• [Problem details] Transcribe every entry word for word, leaving out all images.

• [Dataset extract]
************
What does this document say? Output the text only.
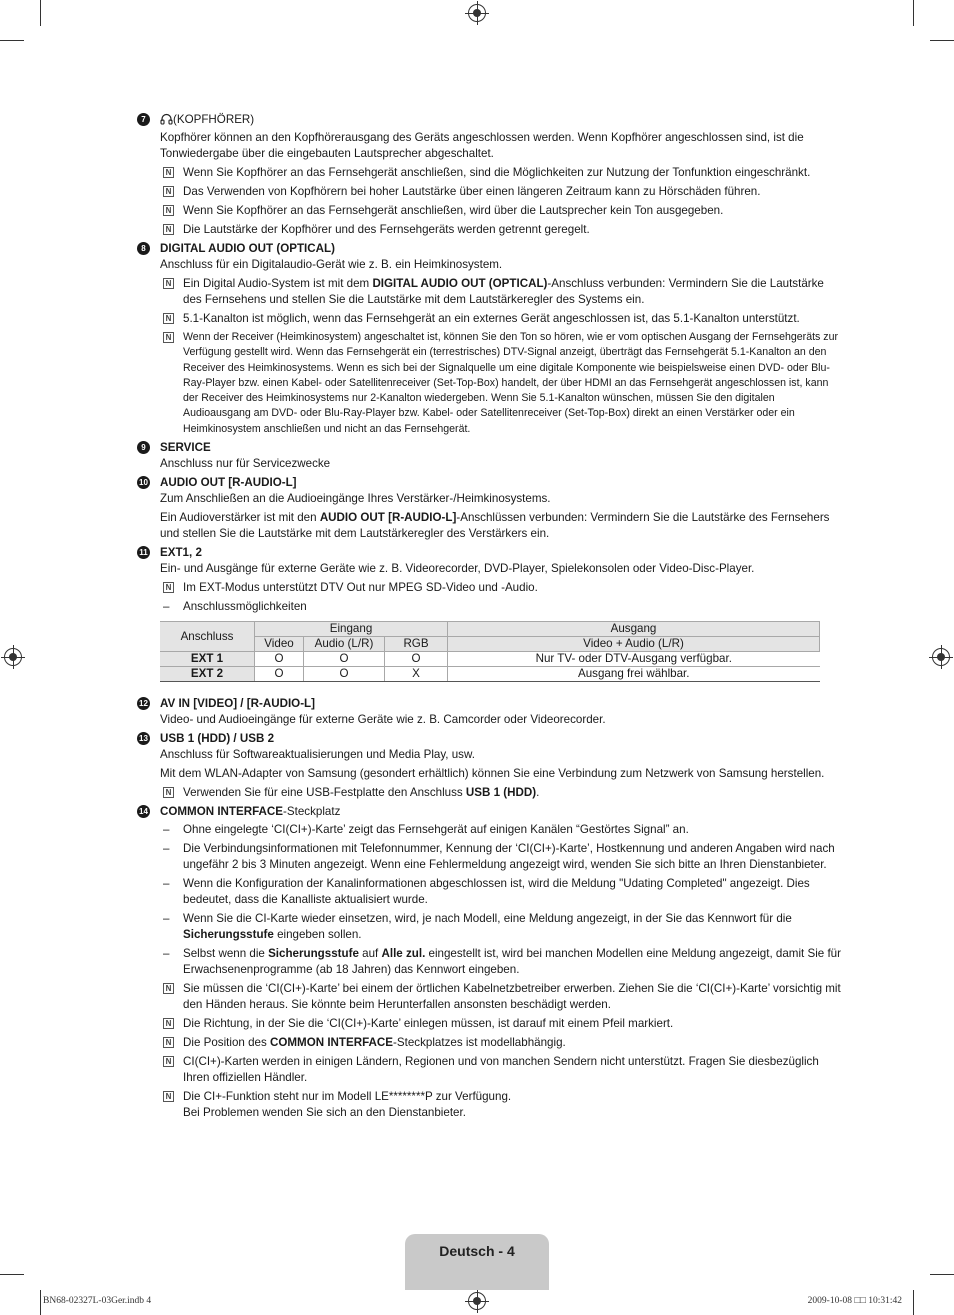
7	(KOPFHÖRER)
Kopfhörer können an den Kopfhörerausgang des Geräts angeschlossen werden. Wenn Kopfhörer angeschlossen sind, ist die Tonwiedergabe über die eingebauten Lautsprecher abgeschaltet.
N Wenn Sie Kopfhörer an das Fernsehgerät anschließen, sind die Möglichkeiten zur Nutzung der Tonfunktion eingeschränkt.
N Das Verwenden von Kopfhörern bei hoher Lautstärke über einen längeren Zeitraum kann zu Hörschäden führen.
N Wenn Sie Kopfhörer an das Fernsehgerät anschließen, wird über die Lautsprecher kein Ton ausgegeben.
N Die Lautstärke der Kopfhörer und des Fernsehgeräts werden getrennt geregelt.
8	DIGITAL AUDIO OUT (OPTICAL)
Anschluss für ein Digitalaudio-Gerät wie z. B. ein Heimkinosystem.
N Ein Digital Audio-System ist mit dem DIGITAL AUDIO OUT (OPTICAL)-Anschluss verbunden: Vermindern Sie die Lautstärke des Fernsehens und stellen Sie die Lautstärke mit dem Lautstärkeregler des Systems ein.
N 5.1-Kanalton ist möglich, wenn das Fernsehgerät an ein externes Gerät angeschlossen ist, das 5.1-Kanalton unterstützt.
N Wenn der Receiver (Heimkinosystem) angeschaltet ist, können Sie den Ton so hören, wie er vom optischen Ausgang der Fernsehgeräts zur Verfügung gestellt wird. Wenn das Fernsehgerät ein (terrestrisches) DTV-Signal anzeigt, überträgt das Fernsehgerät 5.1-Kanalton an den Receiver des Heimkinosystems. Wenn es sich bei der Signalquelle um eine digitale Komponente wie beispielsweise einen DVD- oder Blu-Ray-Player bzw. einen Kabel- oder Satellitenreceiver (Set-Top-Box) handelt, der über HDMI an das Fernsehgerät angeschlossen ist, kann der Receiver des Heimkinosystems nur 2-Kanalton wiedergeben. Wenn Sie 5.1-Kanalton wünschen, müssen Sie den digitalen Audioausgang am DVD- oder Blu-Ray-Player bzw. Kabel- oder Satellitenreceiver (Set-Top-Box) direkt an einen Verstärker oder ein Heimkinosystem anschließen und nicht an das Fernsehgerät.
9	SERVICE
Anschluss nur für Servicezwecke
10 AUDIO OUT [R-AUDIO-L]
Zum Anschließen an die Audioeingänge Ihres Verstärker-/Heimkinosystems.
Ein Audioverstärker ist mit den AUDIO OUT [R-AUDIO-L]-Anschlüssen verbunden: Vermindern Sie die Lautstärke des Fernsehers und stellen Sie die Lautstärke mit dem Lautstärkeregler des Verstärkers ein.
11 EXT1, 2
Ein- und Ausgänge für externe Geräte wie z. B. Videorecorder, DVD-Player, Spielekonsolen oder Video-Disc-Player.
N Im EXT-Modus unterstützt DTV Out nur MPEG SD-Video und -Audio.
– Anschlussmöglichkeiten
Anschluss	Eingang			Ausgang
	Video	Audio (L/R)	RGB	Video + Audio (L/R)
EXT 1	O	O	O	Nur TV- oder DTV-Ausgang verfügbar.
EXT 2	O	O	X	Ausgang frei wählbar.
12 AV IN [VIDEO] / [R-AUDIO-L]
Video- und Audioeingänge für externe Geräte wie z. B. Camcorder oder Videorecorder.
13 USB 1 (HDD) / USB 2
Anschluss für Softwareaktualisierungen und Media Play, usw.
Mit dem WLAN-Adapter von Samsung (gesondert erhältlich) können Sie eine Verbindung zum Netzwerk von Samsung herstellen.
N Verwenden Sie für eine USB-Festplatte den Anschluss USB 1 (HDD).
14 COMMON INTERFACE-Steckplatz
– Ohne eingelegte ‘CI(CI+)-Karte’ zeigt das Fernsehgerät auf einigen Kanälen “Gestörtes Signal” an.
– Die Verbindungsinformationen mit Telefonnummer, Kennung der ‘CI(CI+)-Karte’, Hostkennung und anderen Angaben wird nach ungefähr 2 bis 3 Minuten angezeigt. Wenn eine Fehlermeldung angezeigt wird, wenden Sie sich bitte an Ihren Dienstanbieter.
– Wenn die Konfiguration der Kanalinformationen abgeschlossen ist, wird die Meldung "Udating Completed" angezeigt. Dies bedeutet, dass die Kanalliste aktualisiert wurde.
– Wenn Sie die CI-Karte wieder einsetzen, wird, je nach Modell, eine Meldung angezeigt, in der Sie das Kennwort für die Sicherungsstufe eingeben sollen.
– Selbst wenn die Sicherungsstufe auf Alle zul. eingestellt ist, wird bei manchen Modellen eine Meldung angezeigt, damit Sie für Erwachsenenprogramme (ab 18 Jahren) das Kennwort eingeben.
N Sie müssen die ‘CI(CI+)-Karte’ bei einem der örtlichen Kabelnetzbetreiber erwerben. Ziehen Sie die ‘CI(CI+)-Karte’ vorsichtig mit den Händen heraus. Sie könnte beim Herunterfallen ansonsten beschädigt werden.
N Die Richtung, in der Sie die ‘CI(CI+)-Karte’ einlegen müssen, ist darauf mit einem Pfeil markiert.
N Die Position des COMMON INTERFACE-Steckplatzes ist modellabhängig.
N CI(CI+)-Karten werden in einigen Ländern, Regionen und von manchen Sendern nicht unterstützt. Fragen Sie diesbezüglich Ihren offiziellen Händler.
N Die CI+-Funktion steht nur im Modell LE********P zur Verfügung.
Bei Problemen wenden Sie sich an den Dienstanbieter.
Deutsch - 4
BN68-02327L-03Ger.indb 4	2009-10-08 □□ 10:31:42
************
• [In response]
What does this document say? Output the text only.
7	(KOPFHÖRER)
Kopfhörer können an den Kopfhörerausgang des Geräts angeschlossen werden. Wenn Kopfhörer angeschlossen sind, ist die Tonwiedergabe über die eingebauten Lautsprecher abgeschaltet.
N Wenn Sie Kopfhörer an das Fernsehgerät anschließen, sind die Möglichkeiten zur Nutzung der Tonfunktion eingeschränkt.
N Das Verwenden von Kopfhörern bei hoher Lautstärke über einen längeren Zeitraum kann zu Hörschäden führen.
N Wenn Sie Kopfhörer an das Fernsehgerät anschließen, wird über die Lautsprecher kein Ton ausgegeben.
N Die Lautstärke der Kopfhörer und des Fernsehgeräts werden getrennt geregelt.
8	DIGITAL AUDIO OUT (OPTICAL)
Anschluss für ein Digitalaudio-Gerät wie z. B. ein Heimkinosystem.
N Ein Digital Audio-System ist mit dem DIGITAL AUDIO OUT (OPTICAL)-Anschluss verbunden: Vermindern Sie die Lautstärke des Fernsehens und stellen Sie die Lautstärke mit dem Lautstärkeregler des Systems ein.
N 5.1-Kanalton ist möglich, wenn das Fernsehgerät an ein externes Gerät angeschlossen ist, das 5.1-Kanalton unterstützt.
N Wenn der Receiver (Heimkinosystem) angeschaltet ist, können Sie den Ton so hören, wie er vom optischen Ausgang der Fernsehgeräts zur Verfügung gestellt wird. Wenn das Fernsehgerät ein (terrestrisches) DTV-Signal anzeigt, überträgt das Fernsehgerät 5.1-Kanalton an den Receiver des Heimkinosystems. Wenn es sich bei der Signalquelle um eine digitale Komponente wie beispielsweise einen DVD- oder Blu-Ray-Player bzw. einen Kabel- oder Satellitenreceiver (Set-Top-Box) handelt, der über HDMI an das Fernsehgerät angeschlossen ist, kann der Receiver des Heimkinosystems nur 2-Kanalton wiedergeben. Wenn Sie 5.1-Kanalton wünschen, müssen Sie den digitalen Audioausgang am DVD- oder Blu-Ray-Player bzw. Kabel- oder Satellitenreceiver (Set-Top-Box) direkt an einen Verstärker oder ein Heimkinosystem anschließen und nicht an das Fernsehgerät.
9	SERVICE
Anschluss nur für Servicezwecke
10 AUDIO OUT [R-AUDIO-L]
Zum Anschließen an die Audioeingänge Ihres Verstärker-/Heimkinosystems.
Ein Audioverstärker ist mit den AUDIO OUT [R-AUDIO-L]-Anschlüssen verbunden: Vermindern Sie die Lautstärke des Fernsehers und stellen Sie die Lautstärke mit dem Lautstärkeregler des Verstärkers ein.
11 EXT1, 2
Ein- und Ausgänge für externe Geräte wie z. B. Videorecorder, DVD-Player, Spielekonsolen oder Video-Disc-Player.
N Im EXT-Modus unterstützt DTV Out nur MPEG SD-Video und -Audio.
– Anschlussmöglichkeiten
Anschluss	Eingang			Ausgang
	Video	Audio (L/R)	RGB	Video + Audio (L/R)
EXT 1	O	O	O	Nur TV- oder DTV-Ausgang verfügbar.
EXT 2	O	O	X	Ausgang frei wählbar.
12 AV IN [VIDEO] / [R-AUDIO-L]
Video- und Audioeingänge für externe Geräte wie z. B. Camcorder oder Videorecorder.
13 USB 1 (HDD) / USB 2
Anschluss für Softwareaktualisierungen und Media Play, usw.
Mit dem WLAN-Adapter von Samsung (gesondert erhältlich) können Sie eine Verbindung zum Netzwerk von Samsung herstellen.
N Verwenden Sie für eine USB-Festplatte den Anschluss USB 1 (HDD).
14 COMMON INTERFACE-Steckplatz
– Ohne eingelegte ‘CI(CI+)-Karte’ zeigt das Fernsehgerät auf einigen Kanälen “Gestörtes Signal” an.
– Die Verbindungsinformationen mit Telefonnummer, Kennung der ‘CI(CI+)-Karte’, Hostkennung und anderen Angaben wird nach ungefähr 2 bis 3 Minuten angezeigt. Wenn eine Fehlermeldung angezeigt wird, wenden Sie sich bitte an Ihren Dienstanbieter.
– Wenn die Konfiguration der Kanalinformationen abgeschlossen ist, wird die Meldung "Udating Completed" angezeigt. Dies bedeutet, dass die Kanalliste aktualisiert wurde.
– Wenn Sie die CI-Karte wieder einsetzen, wird, je nach Modell, eine Meldung angezeigt, in der Sie das Kennwort für die Sicherungsstufe eingeben sollen.
– Selbst wenn die Sicherungsstufe auf Alle zul. eingestellt ist, wird bei manchen Modellen eine Meldung angezeigt, damit Sie für Erwachsenenprogramme (ab 18 Jahren) das Kennwort eingeben.
N Sie müssen die ‘CI(CI+)-Karte’ bei einem der örtlichen Kabelnetzbetreiber erwerben. Ziehen Sie die ‘CI(CI+)-Karte’ vorsichtig mit den Händen heraus. Sie könnte beim Herunterfallen ansonsten beschädigt werden.
N Die Richtung, in der Sie die ‘CI(CI+)-Karte’ einlegen müssen, ist darauf mit einem Pfeil markiert.
N Die Position des COMMON INTERFACE-Steckplatzes ist modellabhängig.
N CI(CI+)-Karten werden in einigen Ländern, Regionen und von manchen Sendern nicht unterstützt. Fragen Sie diesbezüglich Ihren offiziellen Händler.
N Die CI+-Funktion steht nur im Modell LE********P zur Verfügung.
Bei Problemen wenden Sie sich an den Dienstanbieter.
Deutsch - 4
BN68-02327L-03Ger.indb 4	2009-10-08 □□ 10:31:42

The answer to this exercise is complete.